Layout annotation records:

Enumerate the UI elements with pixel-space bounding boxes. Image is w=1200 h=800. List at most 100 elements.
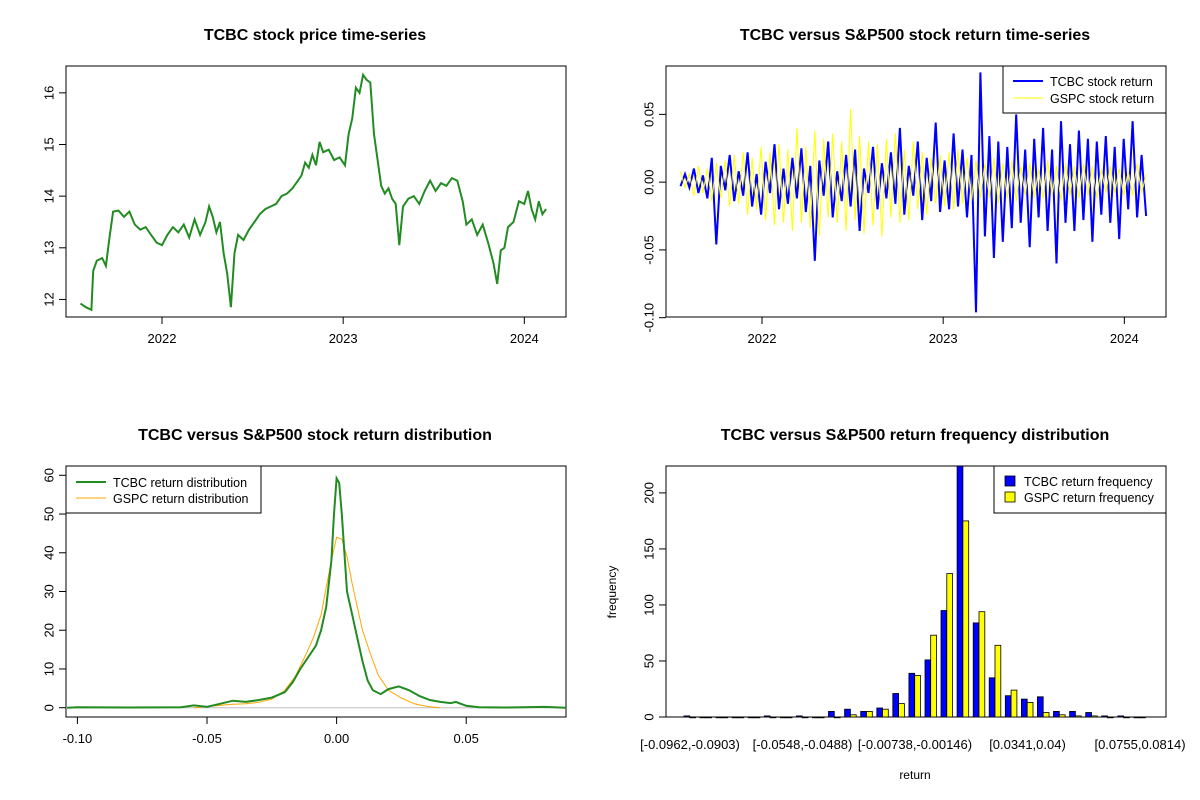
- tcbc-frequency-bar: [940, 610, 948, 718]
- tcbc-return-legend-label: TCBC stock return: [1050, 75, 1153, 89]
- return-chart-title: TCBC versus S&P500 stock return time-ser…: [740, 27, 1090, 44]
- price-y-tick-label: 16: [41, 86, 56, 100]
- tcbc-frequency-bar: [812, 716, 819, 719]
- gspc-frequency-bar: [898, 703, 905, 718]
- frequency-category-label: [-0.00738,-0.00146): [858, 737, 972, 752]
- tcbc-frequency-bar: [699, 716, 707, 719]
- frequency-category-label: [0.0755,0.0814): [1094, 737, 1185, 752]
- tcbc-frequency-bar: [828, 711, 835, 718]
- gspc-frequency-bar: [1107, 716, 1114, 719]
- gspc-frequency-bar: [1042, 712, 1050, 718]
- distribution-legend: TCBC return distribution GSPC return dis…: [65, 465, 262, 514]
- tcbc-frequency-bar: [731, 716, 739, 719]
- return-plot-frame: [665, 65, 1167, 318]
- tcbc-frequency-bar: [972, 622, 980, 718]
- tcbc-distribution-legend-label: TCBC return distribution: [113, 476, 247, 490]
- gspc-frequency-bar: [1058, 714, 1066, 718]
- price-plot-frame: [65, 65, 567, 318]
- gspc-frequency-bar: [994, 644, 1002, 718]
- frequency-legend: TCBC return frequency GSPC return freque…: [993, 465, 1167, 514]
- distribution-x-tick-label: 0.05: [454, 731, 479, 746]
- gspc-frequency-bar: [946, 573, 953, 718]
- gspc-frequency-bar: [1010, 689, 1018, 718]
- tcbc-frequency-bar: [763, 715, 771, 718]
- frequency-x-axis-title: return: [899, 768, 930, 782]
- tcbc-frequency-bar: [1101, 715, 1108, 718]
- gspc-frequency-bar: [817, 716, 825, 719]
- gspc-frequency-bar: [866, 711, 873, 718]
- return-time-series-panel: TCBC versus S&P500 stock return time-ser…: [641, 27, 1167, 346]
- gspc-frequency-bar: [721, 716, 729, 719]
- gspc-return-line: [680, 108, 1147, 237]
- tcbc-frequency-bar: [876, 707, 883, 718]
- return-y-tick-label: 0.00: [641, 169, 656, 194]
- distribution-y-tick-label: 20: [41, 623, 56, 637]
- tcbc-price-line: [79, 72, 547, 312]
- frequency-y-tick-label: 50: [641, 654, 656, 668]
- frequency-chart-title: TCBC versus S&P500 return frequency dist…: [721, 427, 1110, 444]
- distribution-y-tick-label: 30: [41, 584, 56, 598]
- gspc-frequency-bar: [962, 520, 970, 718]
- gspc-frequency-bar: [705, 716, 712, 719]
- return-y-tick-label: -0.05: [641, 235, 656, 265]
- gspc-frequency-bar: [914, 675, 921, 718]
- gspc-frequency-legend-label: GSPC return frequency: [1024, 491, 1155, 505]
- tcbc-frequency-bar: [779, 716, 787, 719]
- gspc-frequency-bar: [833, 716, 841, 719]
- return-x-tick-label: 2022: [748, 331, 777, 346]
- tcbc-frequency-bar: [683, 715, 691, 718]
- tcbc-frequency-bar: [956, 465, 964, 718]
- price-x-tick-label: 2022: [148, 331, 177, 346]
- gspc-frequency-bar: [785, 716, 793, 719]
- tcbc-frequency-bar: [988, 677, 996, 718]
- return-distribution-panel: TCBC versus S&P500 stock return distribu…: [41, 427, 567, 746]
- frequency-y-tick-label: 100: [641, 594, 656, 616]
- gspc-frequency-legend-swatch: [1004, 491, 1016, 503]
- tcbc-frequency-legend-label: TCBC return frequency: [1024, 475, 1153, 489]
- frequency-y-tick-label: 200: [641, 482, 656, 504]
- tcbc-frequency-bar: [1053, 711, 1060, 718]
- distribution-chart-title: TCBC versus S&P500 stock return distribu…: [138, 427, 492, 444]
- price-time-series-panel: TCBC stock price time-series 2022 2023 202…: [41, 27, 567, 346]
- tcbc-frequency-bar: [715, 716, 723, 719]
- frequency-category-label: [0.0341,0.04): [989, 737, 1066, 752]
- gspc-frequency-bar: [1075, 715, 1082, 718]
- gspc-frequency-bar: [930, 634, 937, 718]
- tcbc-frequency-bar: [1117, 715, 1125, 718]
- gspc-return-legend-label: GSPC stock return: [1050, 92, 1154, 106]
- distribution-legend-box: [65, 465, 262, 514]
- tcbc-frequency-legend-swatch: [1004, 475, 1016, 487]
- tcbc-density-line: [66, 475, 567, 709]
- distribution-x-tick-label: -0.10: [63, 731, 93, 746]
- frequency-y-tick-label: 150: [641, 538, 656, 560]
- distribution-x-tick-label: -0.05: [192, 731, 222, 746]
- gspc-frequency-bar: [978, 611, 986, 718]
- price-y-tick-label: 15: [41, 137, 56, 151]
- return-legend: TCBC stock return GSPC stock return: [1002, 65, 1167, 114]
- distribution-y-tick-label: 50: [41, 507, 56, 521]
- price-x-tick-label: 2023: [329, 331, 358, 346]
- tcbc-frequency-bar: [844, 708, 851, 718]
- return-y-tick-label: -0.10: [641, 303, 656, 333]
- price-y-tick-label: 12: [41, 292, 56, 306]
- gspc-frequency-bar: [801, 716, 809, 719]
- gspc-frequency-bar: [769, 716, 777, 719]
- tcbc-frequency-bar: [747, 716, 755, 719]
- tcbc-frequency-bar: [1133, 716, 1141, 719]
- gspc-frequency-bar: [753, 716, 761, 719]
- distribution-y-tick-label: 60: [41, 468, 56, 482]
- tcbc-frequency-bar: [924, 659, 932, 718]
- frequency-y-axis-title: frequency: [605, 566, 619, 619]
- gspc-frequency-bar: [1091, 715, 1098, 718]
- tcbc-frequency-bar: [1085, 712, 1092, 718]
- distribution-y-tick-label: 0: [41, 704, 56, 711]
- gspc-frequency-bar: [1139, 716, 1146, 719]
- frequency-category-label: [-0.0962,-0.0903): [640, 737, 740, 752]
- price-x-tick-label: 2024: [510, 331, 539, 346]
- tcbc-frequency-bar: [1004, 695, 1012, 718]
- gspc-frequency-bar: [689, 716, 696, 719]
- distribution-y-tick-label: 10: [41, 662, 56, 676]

◆ THE EXERCISE: Copy out, character for character, the lines in the records above from the one containing "- tcbc-frequency-bar: [940, 610, 948, 718]" through the one containing "- distribution-y-tick-label: 30: [41, 584, 56, 598]", with both of those lines included.

◆ ANSWER TO THIS EXERCISE:
- tcbc-frequency-bar: [940, 610, 948, 718]
- tcbc-return-legend-label: TCBC stock return: [1050, 75, 1153, 89]
- return-chart-title: TCBC versus S&P500 stock return time-ser…: [740, 27, 1090, 44]
- price-y-tick-label: 16: [41, 86, 56, 100]
- tcbc-frequency-bar: [812, 716, 819, 719]
- gspc-frequency-bar: [898, 703, 905, 718]
- frequency-category-label: [-0.00738,-0.00146): [858, 737, 972, 752]
- tcbc-frequency-bar: [699, 716, 707, 719]
- frequency-category-label: [0.0755,0.0814): [1094, 737, 1185, 752]
- tcbc-frequency-bar: [828, 711, 835, 718]
- gspc-frequency-bar: [1107, 716, 1114, 719]
- gspc-frequency-bar: [1042, 712, 1050, 718]
- distribution-legend: TCBC return distribution GSPC return dis…: [65, 465, 262, 514]
- tcbc-frequency-bar: [731, 716, 739, 719]
- return-plot-frame: [665, 65, 1167, 318]
- tcbc-frequency-bar: [972, 622, 980, 718]
- tcbc-distribution-legend-label: TCBC return distribution: [113, 476, 247, 490]
- gspc-frequency-bar: [1058, 714, 1066, 718]
- price-plot-frame: [65, 65, 567, 318]
- gspc-frequency-bar: [994, 644, 1002, 718]
- frequency-legend: TCBC return frequency GSPC return freque…: [993, 465, 1167, 514]
- distribution-x-tick-label: 0.05: [454, 731, 479, 746]
- gspc-frequency-bar: [946, 573, 953, 718]
- gspc-frequency-bar: [1010, 689, 1018, 718]
- tcbc-frequency-bar: [763, 715, 771, 718]
- frequency-x-axis-title: return: [899, 768, 930, 782]
- tcbc-frequency-bar: [1101, 715, 1108, 718]
- gspc-frequency-bar: [817, 716, 825, 719]
- gspc-frequency-bar: [866, 711, 873, 718]
- return-time-series-panel: TCBC versus S&P500 stock return time-ser…: [641, 27, 1167, 346]
- gspc-frequency-bar: [721, 716, 729, 719]
- gspc-return-line: [680, 108, 1147, 237]
- tcbc-frequency-bar: [876, 707, 883, 718]
- return-y-tick-label: 0.00: [641, 169, 656, 194]
- distribution-y-tick-label: 20: [41, 623, 56, 637]
- tcbc-price-line: [79, 72, 547, 312]
- frequency-y-tick-label: 50: [641, 654, 656, 668]
- frequency-chart-title: TCBC versus S&P500 return frequency dist…: [721, 427, 1110, 444]
- distribution-y-tick-label: 30: [41, 584, 56, 598]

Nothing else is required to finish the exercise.